**Task requirements**
Of all the lines in the material, how many include the word "Total"? Give only the number.

## start Record extracts

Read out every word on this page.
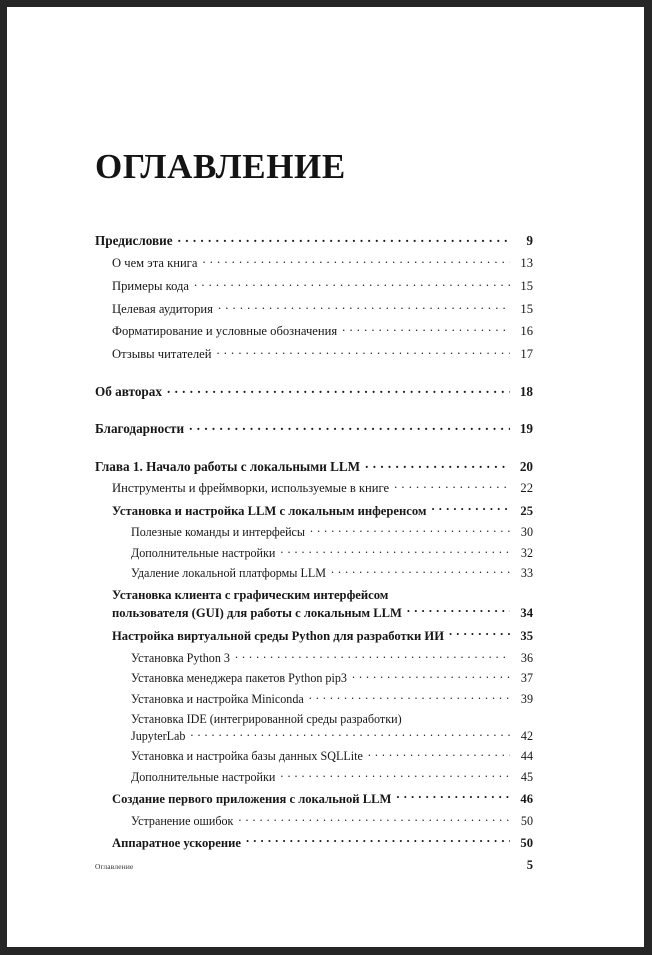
ОГЛАВЛЕНИЕ
Предисловие . . .	9
О чем эта книга . . .	13
Примеры кода . . .	15
Целевая аудитория . . .	15
Форматирование и условные обозначения . . .	16
Отзывы читателей . . .	17
Об авторах . . .	18
Благодарности . . .	19
Глава 1. Начало работы с локальными LLM . . .	20
Инструменты и фреймворки, используемые в книге . . .	22
Установка и настройка LLM с локальным инференсом . . .	25
Полезные команды и интерфейсы . . .	30
Дополнительные настройки . . .	32
Удаление локальной платформы LLM . . .	33
Установка клиента с графическим интерфейсом
пользователя (GUI) для работы с локальным LLM . . .	34
Настройка виртуальной среды Python для разработки ИИ . . .	35
Установка Python 3 . . .	36
Установка менеджера пакетов Python pip3 . . .	37
Установка и настройка Miniconda . . .	39
Установка IDE (интегрированной среды разработки)
JupyterLab . . .	42
Установка и настройка базы данных SQLLite . . .	44
Дополнительные настройки . . .	45
Создание первого приложения с локальной LLM . . .	46
Устранение ошибок . . .	50
Аппаратное ускорение . . .	50
Оглавление	5
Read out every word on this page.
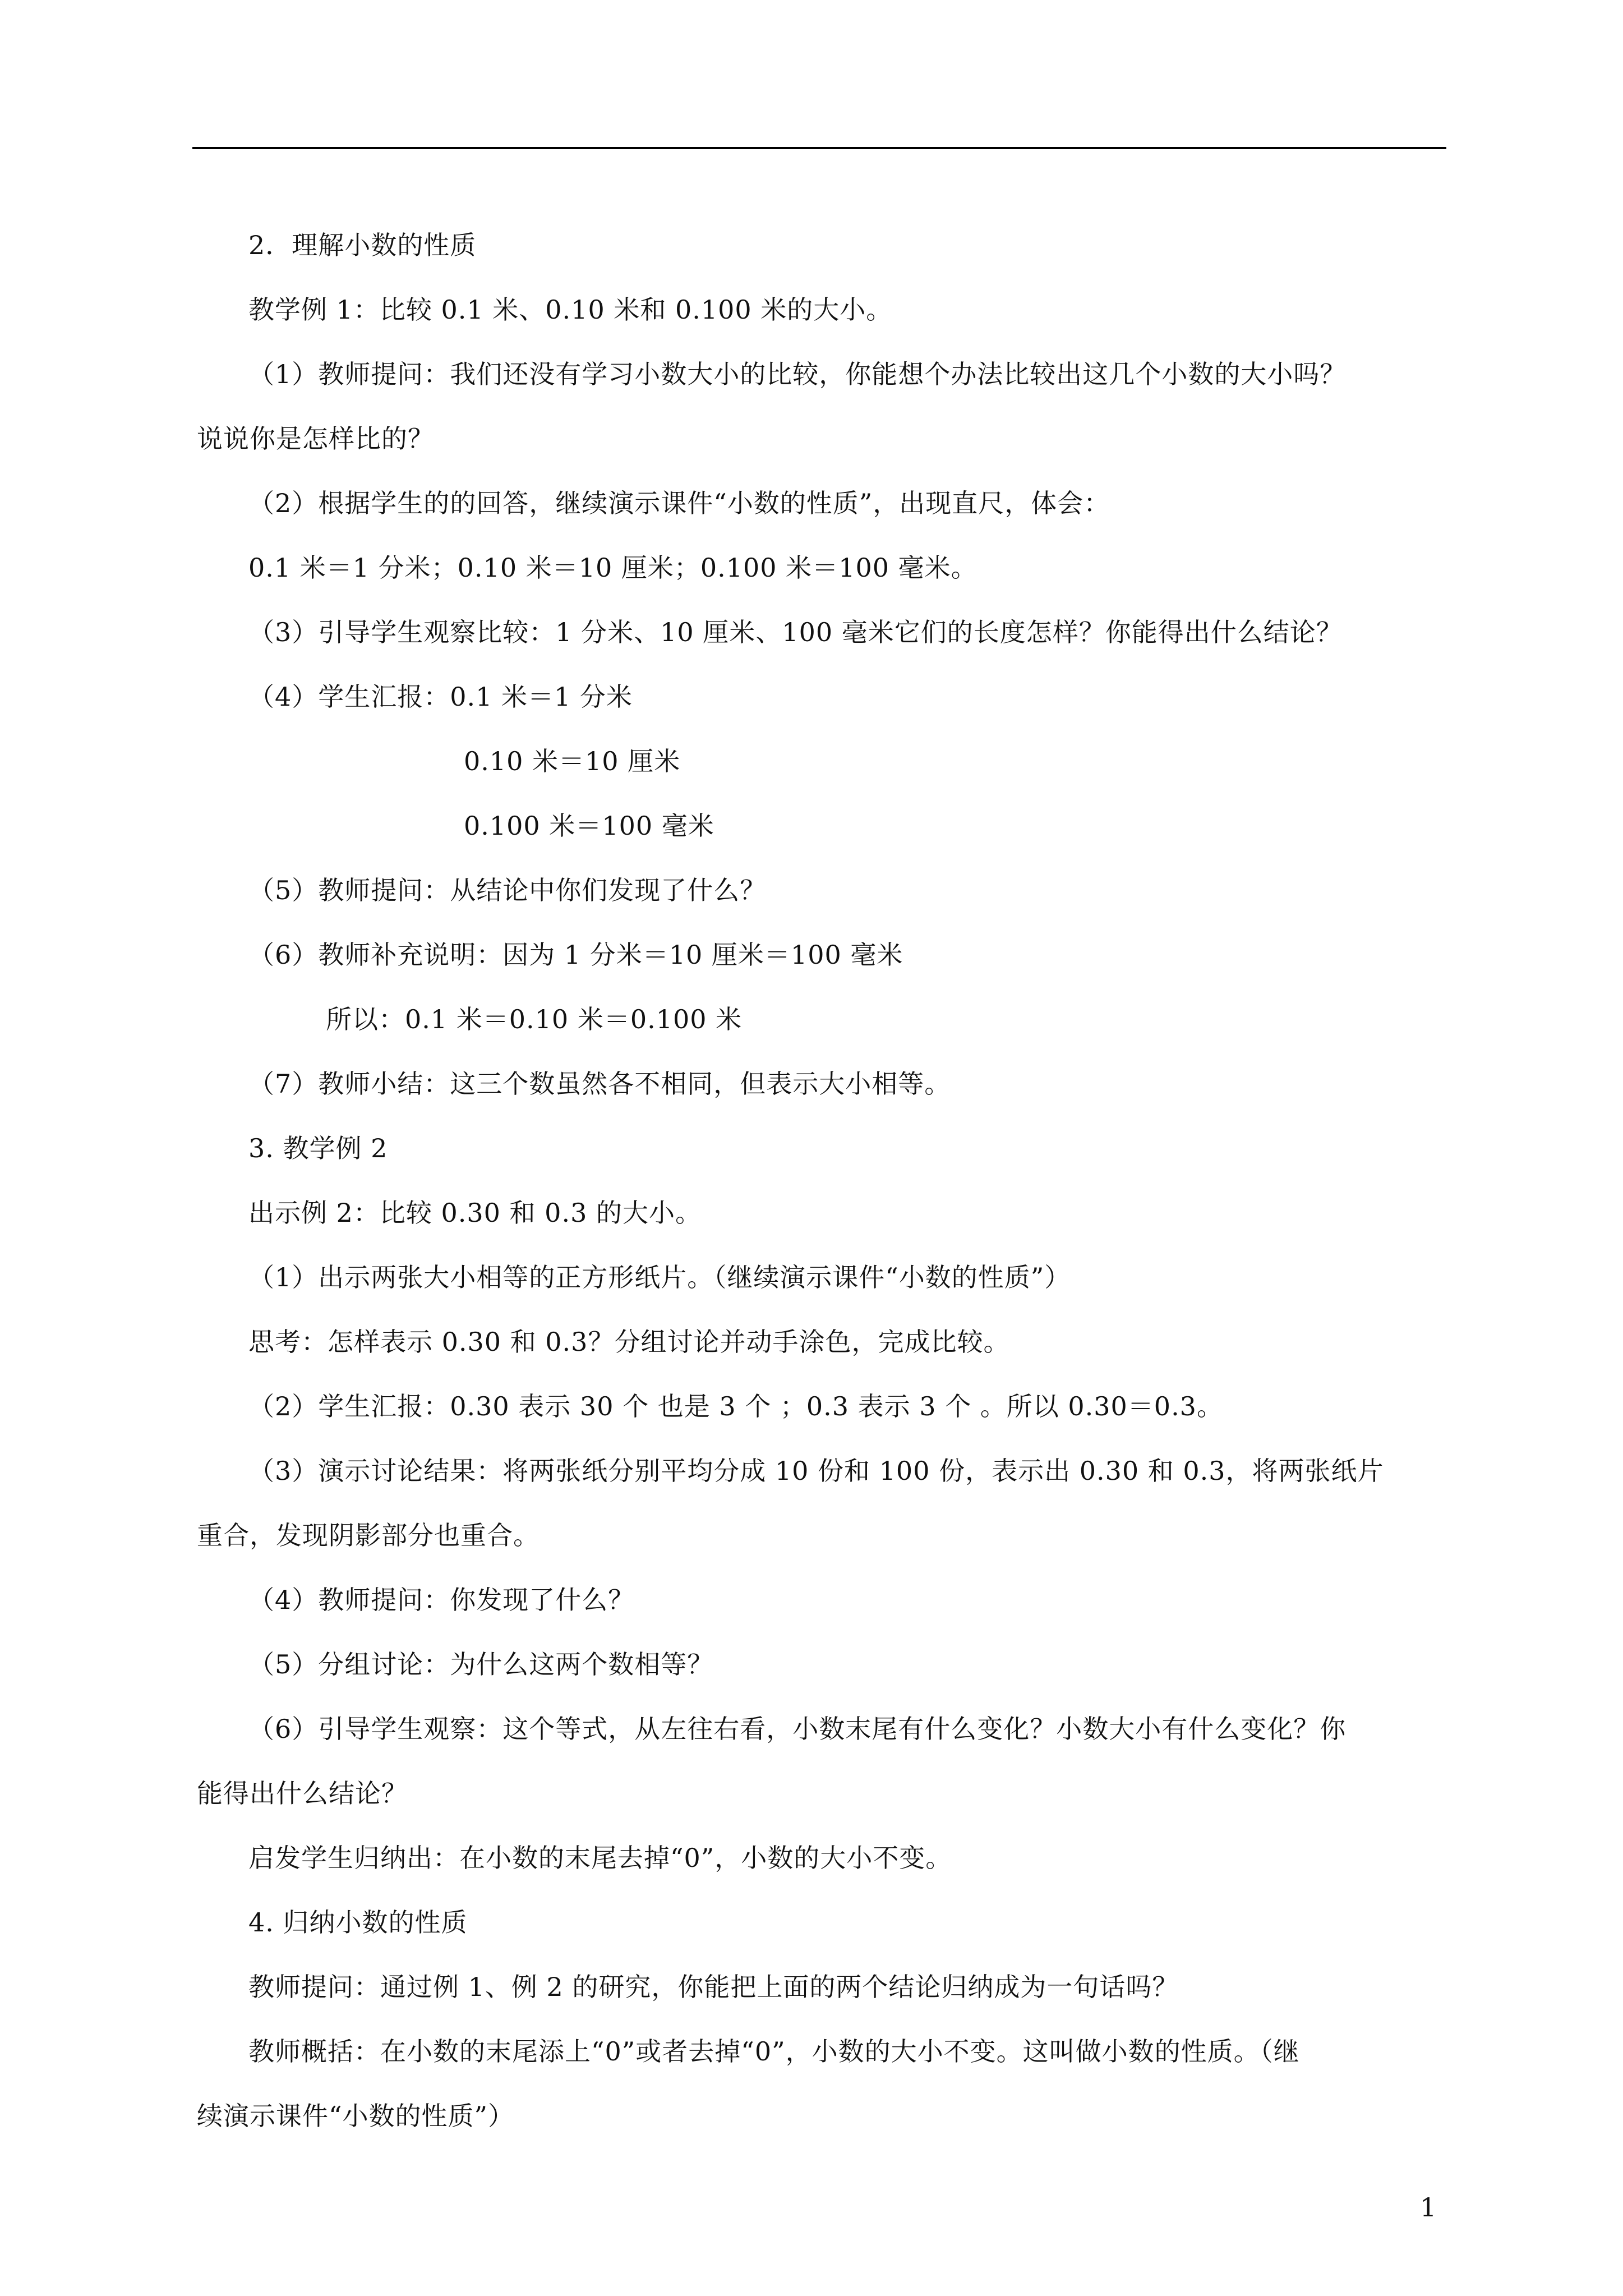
2．理解小数的性质
教学例 1：比较 0.1 米、0.10 米和 0.100 米的大小。
（1）教师提问：我们还没有学习小数大小的比较，你能想个办法比较出这几个小数的大小吗？
说说你是怎样比的？
（2）根据学生的的回答，继续演示课件“小数的性质”，出现直尺，体会：
0.1 米＝1 分米；0.10 米＝10 厘米；0.100 米＝100 毫米。
（3）引导学生观察比较：1 分米、10 厘米、100 毫米它们的长度怎样？你能得出什么结论？
（4）学生汇报：0.1 米＝1 分米
0.10 米＝10 厘米
0.100 米＝100 毫米
（5）教师提问：从结论中你们发现了什么？
（6）教师补充说明：因为 1 分米＝10 厘米＝100 毫米
所以：0.1 米＝0.10 米＝0.100 米
（7）教师小结：这三个数虽然各不相同，但表示大小相等。
3. 教学例 2
出示例 2：比较 0.30 和 0.3 的大小。
（1）出示两张大小相等的正方形纸片。（继续演示课件“小数的性质”）
思考：怎样表示 0.30 和 0.3？分组讨论并动手涂色，完成比较。
（2）学生汇报：0.30 表示 30 个 也是 3 个 ；0.3 表示 3 个 。所以 0.30＝0.3。
（3）演示讨论结果：将两张纸分别平均分成 10 份和 100 份，表示出 0.30 和 0.3，将两张纸片
重合，发现阴影部分也重合。
（4）教师提问：你发现了什么？
（5）分组讨论：为什么这两个数相等？
（6）引导学生观察：这个等式，从左往右看，小数末尾有什么变化？小数大小有什么变化？你
能得出什么结论？
启发学生归纳出：在小数的末尾去掉“0”，小数的大小不变。
4. 归纳小数的性质
教师提问：通过例 1、例 2 的研究，你能把上面的两个结论归纳成为一句话吗？
教师概括：在小数的末尾添上“0”或者去掉“0”，小数的大小不变。这叫做小数的性质。（继
续演示课件“小数的性质”）
1
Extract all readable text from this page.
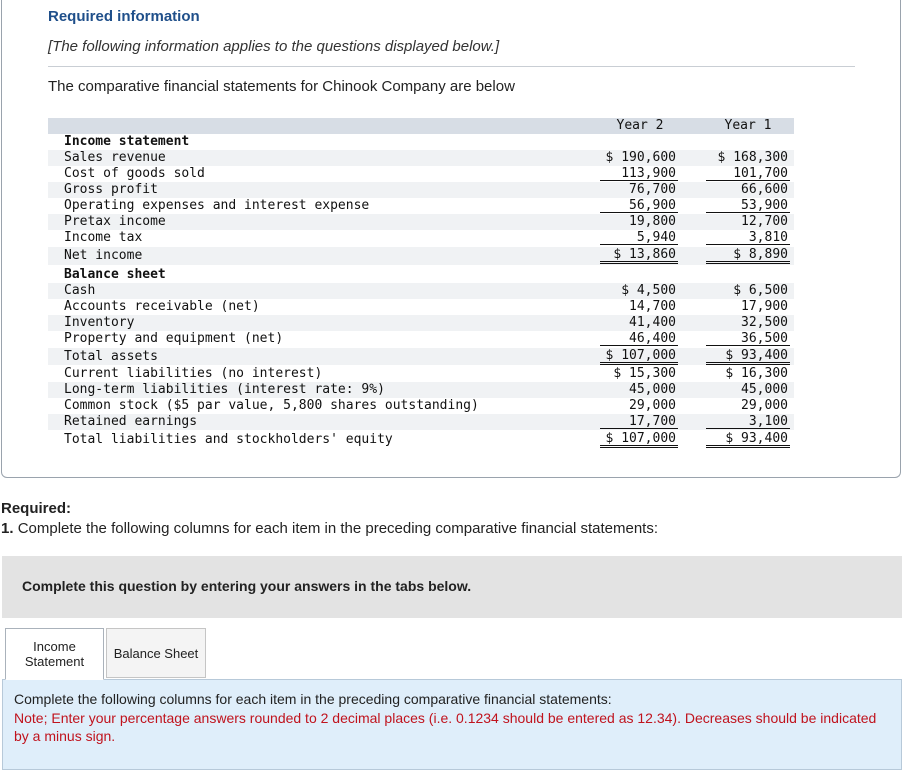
Required information
[The following information applies to the questions displayed below.]
The comparative financial statements for Chinook Company are below
Year 2	Year 1
Income statement
Sales revenue	$ 190,600	$ 168,300
Cost of goods sold	113,900	101,700
Gross profit	76,700	66,600
Operating expenses and interest expense	56,900	53,900
Pretax income	19,800	12,700
Income tax	5,940	3,810
Net income	$ 13,860	$ 8,890
Balance sheet
Cash	$ 4,500	$ 6,500
Accounts receivable (net)	14,700	17,900
Inventory	41,400	32,500
Property and equipment (net)	46,400	36,500
Total assets	$ 107,000	$ 93,400
Current liabilities (no interest)	$ 15,300	$ 16,300
Long-term liabilities (interest rate: 9%)	45,000	45,000
Common stock ($5 par value, 5,800 shares outstanding)	29,000	29,000
Retained earnings	17,700	3,100
Total liabilities and stockholders' equity	$ 107,000	$ 93,400
Required:
1. Complete the following columns for each item in the preceding comparative financial statements:
Complete this question by entering your answers in the tabs below.
Income
Statement
Balance Sheet
Complete the following columns for each item in the preceding comparative financial statements:
Note; Enter your percentage answers rounded to 2 decimal places (i.e. 0.1234 should be entered as 12.34). Decreases should be indicated by a minus sign.
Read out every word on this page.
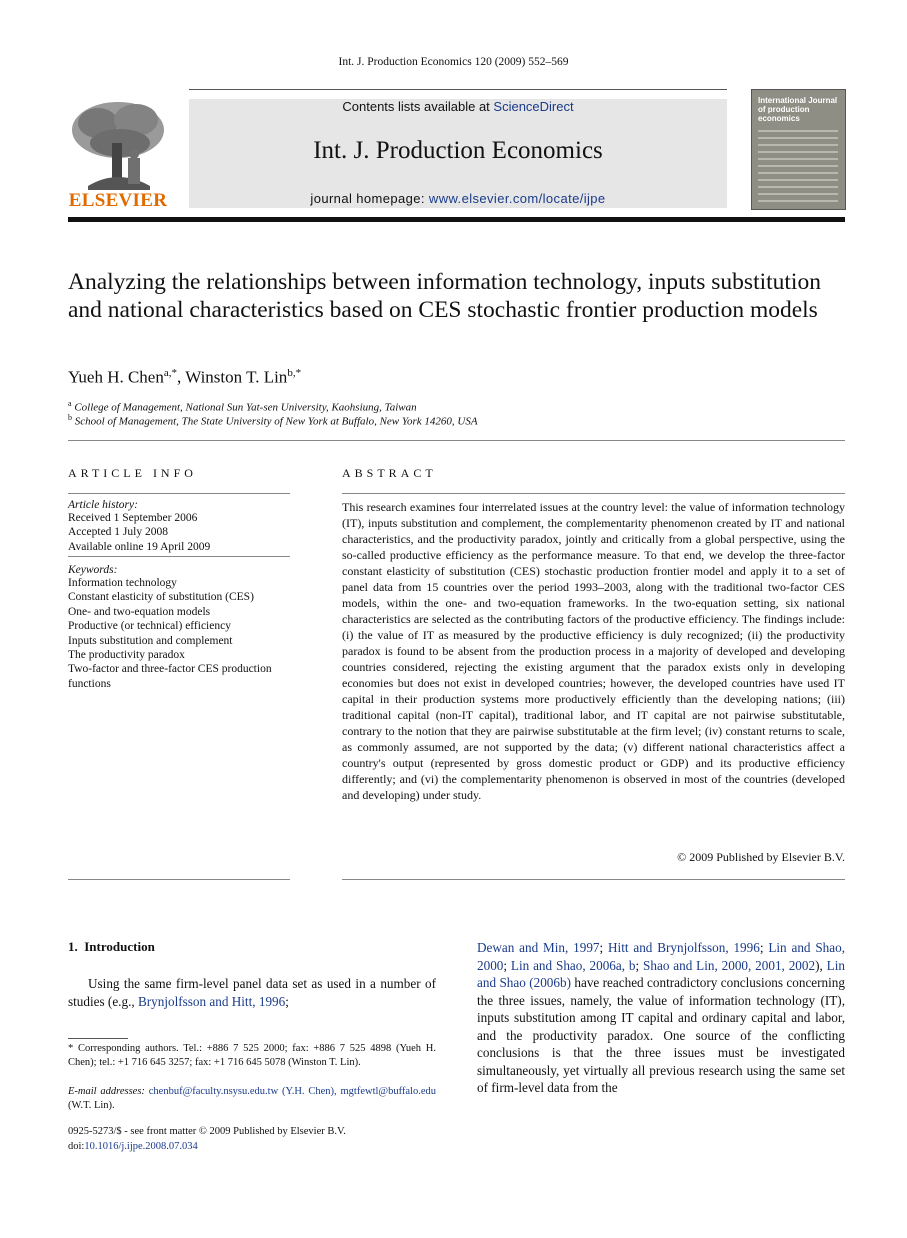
Int. J. Production Economics 120 (2009) 552–569
ELSEVIER
Contents lists available at ScienceDirect
Int. J. Production Economics
journal homepage: www.elsevier.com/locate/ijpe
International Journal of production economics
Analyzing the relationships between information technology, inputs substitution and national characteristics based on CES stochastic frontier production models
Yueh H. Chen$^{a,*}$, Winston T. Lin$^{b,*}$
$^a$ College of Management, National Sun Yat-sen University, Kaohsiung, Taiwan
$^b$ School of Management, The State University of New York at Buffalo, New York 14260, USA
ARTICLE INFO
Article history:
Received 1 September 2006
Accepted 1 July 2008
Available online 19 April 2009
Keywords:
Information technology
Constant elasticity of substitution (CES)
One- and two-equation models
Productive (or technical) efficiency
Inputs substitution and complement
The productivity paradox
Two-factor and three-factor CES production
functions
ABSTRACT
This research examines four interrelated issues at the country level: the value of information technology (IT), inputs substitution and complement, the complementarity phenomenon created by IT and national characteristics, and the productivity paradox, jointly and critically from a global perspective, using the so-called productive efficiency as the performance measure. To that end, we develop the three-factor constant elasticity of substitution (CES) stochastic production frontier model and apply it to a set of panel data from 15 countries over the period 1993–2003, along with the traditional two-factor CES models, within the one- and two-equation frameworks. In the two-equation setting, six national characteristics are selected as the contributing factors of the productive efficiency. The findings include: (i) the value of IT as measured by the productive efficiency is duly recognized; (ii) the productivity paradox is found to be absent from the production process in a majority of developed and developing countries considered, rejecting the existing argument that the paradox exists only in developing economies but does not exist in developed countries; however, the developed countries have used IT capital in their production systems more productively efficiently than the developing nations; (iii) traditional capital (non-IT capital), traditional labor, and IT capital are not pairwise substitutable, contrary to the notion that they are pairwise substitutable at the firm level; (iv) constant returns to scale, as commonly assumed, are not supported by the data; (v) different national characteristics affect a country's output (represented by gross domestic product or GDP) and its productive efficiency differently; and (vi) the complementarity phenomenon is observed in most of the countries (developed and developing) under study.
© 2009 Published by Elsevier B.V.
1. Introduction
Using the same firm-level panel data set as used in a number of studies (e.g., Brynjolfsson and Hitt, 1996;
Dewan and Min, 1997; Hitt and Brynjolfsson, 1996; Lin and Shao, 2000; Lin and Shao, 2006a, b; Shao and Lin, 2000, 2001, 2002), Lin and Shao (2006b) have reached contradictory conclusions concerning the three issues, namely, the value of information technology (IT), inputs substitution among IT capital and ordinary capital and labor, and the productivity paradox. One source of the conflicting conclusions is that the three issues must be investigated simultaneously, yet virtually all previous research using the same set of firm-level data from the
* Corresponding authors. Tel.: +886 7 525 2000; fax: +886 7 525 4898 (Yueh H. Chen); tel.: +1 716 645 3257; fax: +1 716 645 5078 (Winston T. Lin).
E-mail addresses: chenbuf@faculty.nsysu.edu.tw (Y.H. Chen), mgtfewtl@buffalo.edu (W.T. Lin).
0925-5273/$ - see front matter © 2009 Published by Elsevier B.V.
doi:10.1016/j.ijpe.2008.07.034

## end Record extracts

**Exercise output**
2